Every record should be repeated exactly, except that pictures are left out.

:: EXERCISE MATERIALS ::

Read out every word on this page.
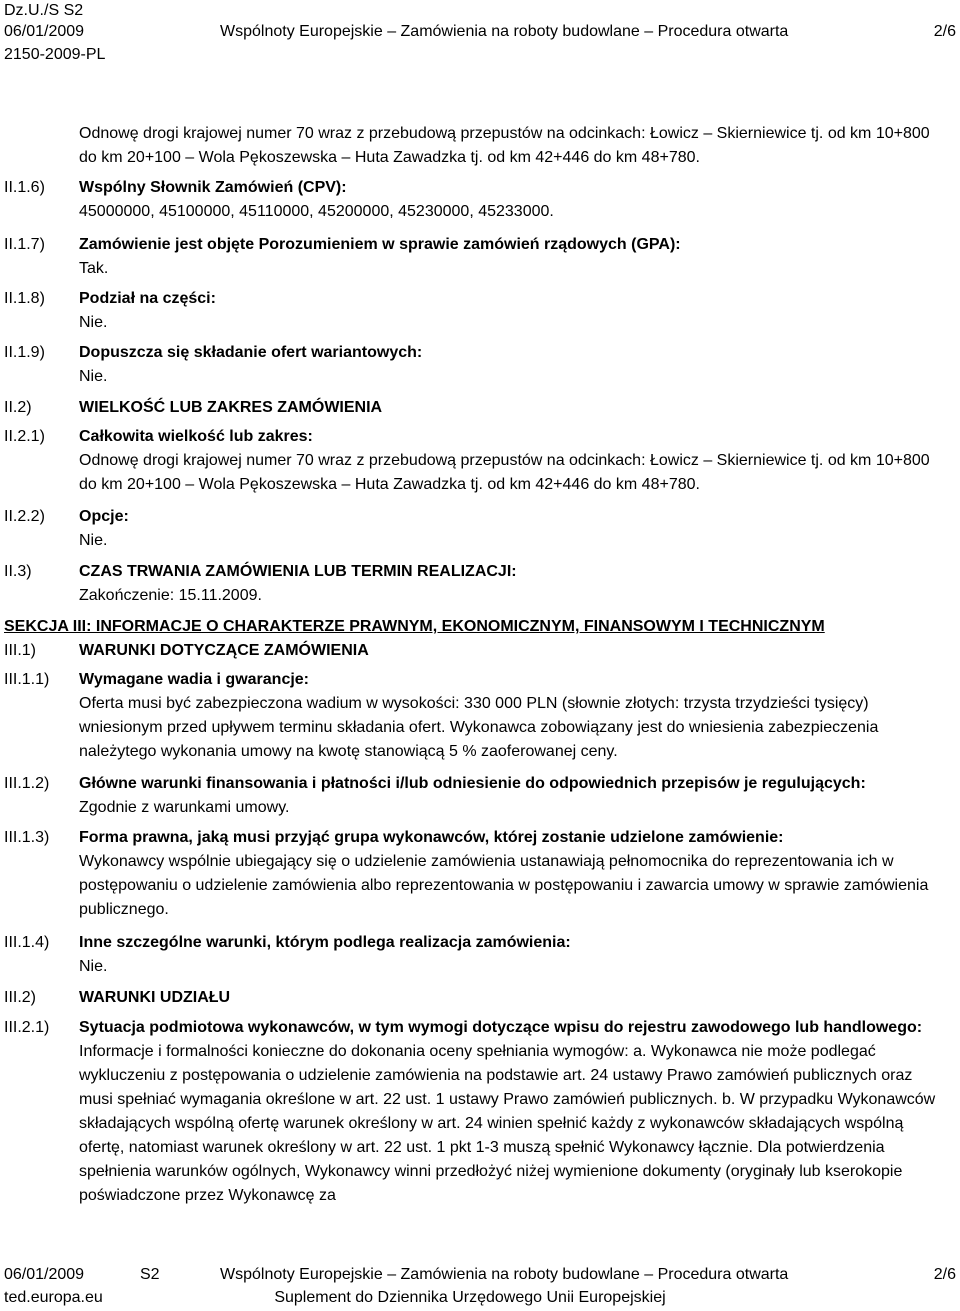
Dz.U./S S2
06/01/2009	Wspólnoty Europejskie – Zamówienia na roboty budowlane – Procedura otwarta	2/6
2150-2009-PL
Odnowę drogi krajowej numer 70 wraz z przebudową przepustów na odcinkach: Łowicz – Skierniewice tj. od km 10+800 do km 20+100 – Wola Pękoszewska – Huta Zawadzka tj. od km 42+446 do km 48+780.
II.1.6) Wspólny Słownik Zamówień (CPV):

45000000, 45100000, 45110000, 45200000, 45230000, 45233000.

II.1.7) Zamówienie jest objęte Porozumieniem w sprawie zamówień rządowych (GPA):

Tak.

II.1.8) Podział na części:

Nie.

II.1.9) Dopuszcza się składanie ofert wariantowych:

Nie.

II.2)	WIELKOŚĆ LUB ZAKRES ZAMÓWIENIA

II.2.1) Całkowita wielkość lub zakres:

Odnowę drogi krajowej numer 70 wraz z przebudową przepustów na odcinkach: Łowicz – Skierniewice tj. od km 10+800 do km 20+100 – Wola Pękoszewska – Huta Zawadzka tj. od km 42+446 do km 48+780.

II.2.2) Opcje:

Nie.

II.3)	CZAS TRWANIA ZAMÓWIENIA LUB TERMIN REALIZACJI:

Zakończenie: 15.11.2009.

SEKCJA III: INFORMACJE O CHARAKTERZE PRAWNYM, EKONOMICZNYM, FINANSOWYM I TECHNICZNYM
III.1)	WARUNKI DOTYCZĄCE ZAMÓWIENIA

III.1.1) Wymagane wadia i gwarancje:

Oferta musi być zabezpieczona wadium w wysokości: 330 000 PLN (słownie złotych: trzysta trzydzieści tysięcy) wniesionym przed upływem terminu składania ofert. Wykonawca zobowiązany jest do wniesienia zabezpieczenia należytego wykonania umowy na kwotę stanowiącą 5 % zaoferowanej ceny.

III.1.2) Główne warunki finansowania i płatności i/lub odniesienie do odpowiednich przepisów je regulujących:

Zgodnie z warunkami umowy.

III.1.3) Forma prawna, jaką musi przyjąć grupa wykonawców, której zostanie udzielone zamówienie:

Wykonawcy wspólnie ubiegający się o udzielenie zamówienia ustanawiają pełnomocnika do reprezentowania ich w postępowaniu o udzielenie zamówienia albo reprezentowania w postępowaniu i zawarcia umowy w sprawie zamówienia publicznego.

III.1.4) Inne szczególne warunki, którym podlega realizacja zamówienia:

Nie.

III.2)	WARUNKI UDZIAŁU

III.2.1) Sytuacja podmiotowa wykonawców, w tym wymogi dotyczące wpisu do rejestru zawodowego lub handlowego:

Informacje i formalności konieczne do dokonania oceny spełniania wymogów: a. Wykonawca nie może podlegać wykluczeniu z postępowania o udzielenie zamówienia na podstawie art. 24 ustawy Prawo zamówień publicznych oraz musi spełniać wymagania określone w art. 22 ust. 1 ustawy Prawo zamówień publicznych. b. W przypadku Wykonawców składających wspólną ofertę warunek określony w art. 24 winien spełnić każdy z wykonawców składających wspólną ofertę, natomiast warunek określony w art. 22 ust. 1 pkt 1-3 muszą spełnić Wykonawcy łącznie. Dla potwierdzenia spełnienia warunków ogólnych, Wykonawcy winni przedłożyć niżej wymienione dokumenty (oryginały lub kserokopie poświadczone przez Wykonawcę za

06/01/2009	S2	Wspólnoty Europejskie – Zamówienia na roboty budowlane – Procedura otwarta	2/6
ted.europa.eu	Suplement do Dziennika Urzędowego Unii Europejskiej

:::

RESULT BELOW →
Read out every word on this page.
Dz.U./S S2
06/01/2009	Wspólnoty Europejskie – Zamówienia na roboty budowlane – Procedura otwarta	2/6
2150-2009-PL
Odnowę drogi krajowej numer 70 wraz z przebudową przepustów na odcinkach: Łowicz – Skierniewice tj. od km 10+800 do km 20+100 – Wola Pękoszewska – Huta Zawadzka tj. od km 42+446 do km 48+780.
II.1.6) Wspólny Słownik Zamówień (CPV):

45000000, 45100000, 45110000, 45200000, 45230000, 45233000.

II.1.7) Zamówienie jest objęte Porozumieniem w sprawie zamówień rządowych (GPA):

Tak.

II.1.8) Podział na części:

Nie.

II.1.9) Dopuszcza się składanie ofert wariantowych:

Nie.

II.2)	WIELKOŚĆ LUB ZAKRES ZAMÓWIENIA

II.2.1) Całkowita wielkość lub zakres:

Odnowę drogi krajowej numer 70 wraz z przebudową przepustów na odcinkach: Łowicz – Skierniewice tj. od km 10+800 do km 20+100 – Wola Pękoszewska – Huta Zawadzka tj. od km 42+446 do km 48+780.

II.2.2) Opcje:

Nie.

II.3)	CZAS TRWANIA ZAMÓWIENIA LUB TERMIN REALIZACJI:

Zakończenie: 15.11.2009.

SEKCJA III: INFORMACJE O CHARAKTERZE PRAWNYM, EKONOMICZNYM, FINANSOWYM I TECHNICZNYM
III.1)	WARUNKI DOTYCZĄCE ZAMÓWIENIA

III.1.1) Wymagane wadia i gwarancje:

Oferta musi być zabezpieczona wadium w wysokości: 330 000 PLN (słownie złotych: trzysta trzydzieści tysięcy) wniesionym przed upływem terminu składania ofert. Wykonawca zobowiązany jest do wniesienia zabezpieczenia należytego wykonania umowy na kwotę stanowiącą 5 % zaoferowanej ceny.

III.1.2) Główne warunki finansowania i płatności i/lub odniesienie do odpowiednich przepisów je regulujących:

Zgodnie z warunkami umowy.

III.1.3) Forma prawna, jaką musi przyjąć grupa wykonawców, której zostanie udzielone zamówienie:

Wykonawcy wspólnie ubiegający się o udzielenie zamówienia ustanawiają pełnomocnika do reprezentowania ich w postępowaniu o udzielenie zamówienia albo reprezentowania w postępowaniu i zawarcia umowy w sprawie zamówienia publicznego.

III.1.4) Inne szczególne warunki, którym podlega realizacja zamówienia:

Nie.

III.2)	WARUNKI UDZIAŁU

III.2.1) Sytuacja podmiotowa wykonawców, w tym wymogi dotyczące wpisu do rejestru zawodowego lub handlowego:

Informacje i formalności konieczne do dokonania oceny spełniania wymogów: a. Wykonawca nie może podlegać wykluczeniu z postępowania o udzielenie zamówienia na podstawie art. 24 ustawy Prawo zamówień publicznych oraz musi spełniać wymagania określone w art. 22 ust. 1 ustawy Prawo zamówień publicznych. b. W przypadku Wykonawców składających wspólną ofertę warunek określony w art. 24 winien spełnić każdy z wykonawców składających wspólną ofertę, natomiast warunek określony w art. 22 ust. 1 pkt 1-3 muszą spełnić Wykonawcy łącznie. Dla potwierdzenia spełnienia warunków ogólnych, Wykonawcy winni przedłożyć niżej wymienione dokumenty (oryginały lub kserokopie poświadczone przez Wykonawcę za

06/01/2009	S2	Wspólnoty Europejskie – Zamówienia na roboty budowlane – Procedura otwarta	2/6
ted.europa.eu	Suplement do Dziennika Urzędowego Unii Europejskiej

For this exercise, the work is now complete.